• _What needs to be done_:
Go through the entries and say how many lines contain the string "temerè". The number is the whole answer.

• _Recorded information_:
################

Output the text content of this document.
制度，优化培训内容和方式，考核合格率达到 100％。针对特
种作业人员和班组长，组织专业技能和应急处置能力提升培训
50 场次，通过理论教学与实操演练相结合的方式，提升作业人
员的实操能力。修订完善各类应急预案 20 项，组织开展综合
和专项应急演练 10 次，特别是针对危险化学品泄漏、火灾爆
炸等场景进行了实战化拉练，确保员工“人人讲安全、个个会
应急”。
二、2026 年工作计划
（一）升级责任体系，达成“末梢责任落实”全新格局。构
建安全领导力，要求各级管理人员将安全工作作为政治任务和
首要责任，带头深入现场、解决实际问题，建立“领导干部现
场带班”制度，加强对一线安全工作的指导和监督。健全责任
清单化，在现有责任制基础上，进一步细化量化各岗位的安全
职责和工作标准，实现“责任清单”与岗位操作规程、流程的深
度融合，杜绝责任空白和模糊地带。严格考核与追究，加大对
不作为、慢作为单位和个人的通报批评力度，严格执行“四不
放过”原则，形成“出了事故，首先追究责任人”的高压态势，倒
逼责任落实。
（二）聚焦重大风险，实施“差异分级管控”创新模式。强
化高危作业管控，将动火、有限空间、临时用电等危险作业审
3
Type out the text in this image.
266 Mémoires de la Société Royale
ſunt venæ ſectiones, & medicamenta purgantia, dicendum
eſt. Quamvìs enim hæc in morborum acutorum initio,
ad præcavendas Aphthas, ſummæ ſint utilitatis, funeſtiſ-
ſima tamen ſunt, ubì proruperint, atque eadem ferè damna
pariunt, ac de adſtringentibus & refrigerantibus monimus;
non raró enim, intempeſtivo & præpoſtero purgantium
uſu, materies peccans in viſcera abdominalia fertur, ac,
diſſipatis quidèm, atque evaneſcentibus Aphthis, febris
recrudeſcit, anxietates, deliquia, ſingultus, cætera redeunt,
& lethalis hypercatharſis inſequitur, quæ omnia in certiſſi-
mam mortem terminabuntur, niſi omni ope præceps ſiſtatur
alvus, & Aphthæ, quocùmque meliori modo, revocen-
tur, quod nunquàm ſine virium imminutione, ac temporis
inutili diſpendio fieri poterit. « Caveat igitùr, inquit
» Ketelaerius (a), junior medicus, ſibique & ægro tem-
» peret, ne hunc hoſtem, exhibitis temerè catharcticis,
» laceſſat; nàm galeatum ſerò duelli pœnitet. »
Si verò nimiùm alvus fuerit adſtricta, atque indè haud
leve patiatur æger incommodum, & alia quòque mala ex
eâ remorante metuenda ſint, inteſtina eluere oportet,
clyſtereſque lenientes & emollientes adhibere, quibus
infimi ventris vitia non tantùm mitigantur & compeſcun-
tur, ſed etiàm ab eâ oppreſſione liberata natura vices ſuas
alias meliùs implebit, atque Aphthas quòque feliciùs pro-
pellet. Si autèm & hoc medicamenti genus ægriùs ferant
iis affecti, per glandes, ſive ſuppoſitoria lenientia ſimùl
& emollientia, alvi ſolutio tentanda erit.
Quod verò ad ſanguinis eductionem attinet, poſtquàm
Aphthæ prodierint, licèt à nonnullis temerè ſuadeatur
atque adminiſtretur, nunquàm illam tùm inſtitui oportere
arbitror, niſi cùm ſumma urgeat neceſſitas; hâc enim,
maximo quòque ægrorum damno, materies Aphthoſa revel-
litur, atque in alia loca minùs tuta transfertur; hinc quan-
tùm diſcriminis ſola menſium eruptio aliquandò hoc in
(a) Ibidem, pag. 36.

################

• _Result of the task_:
2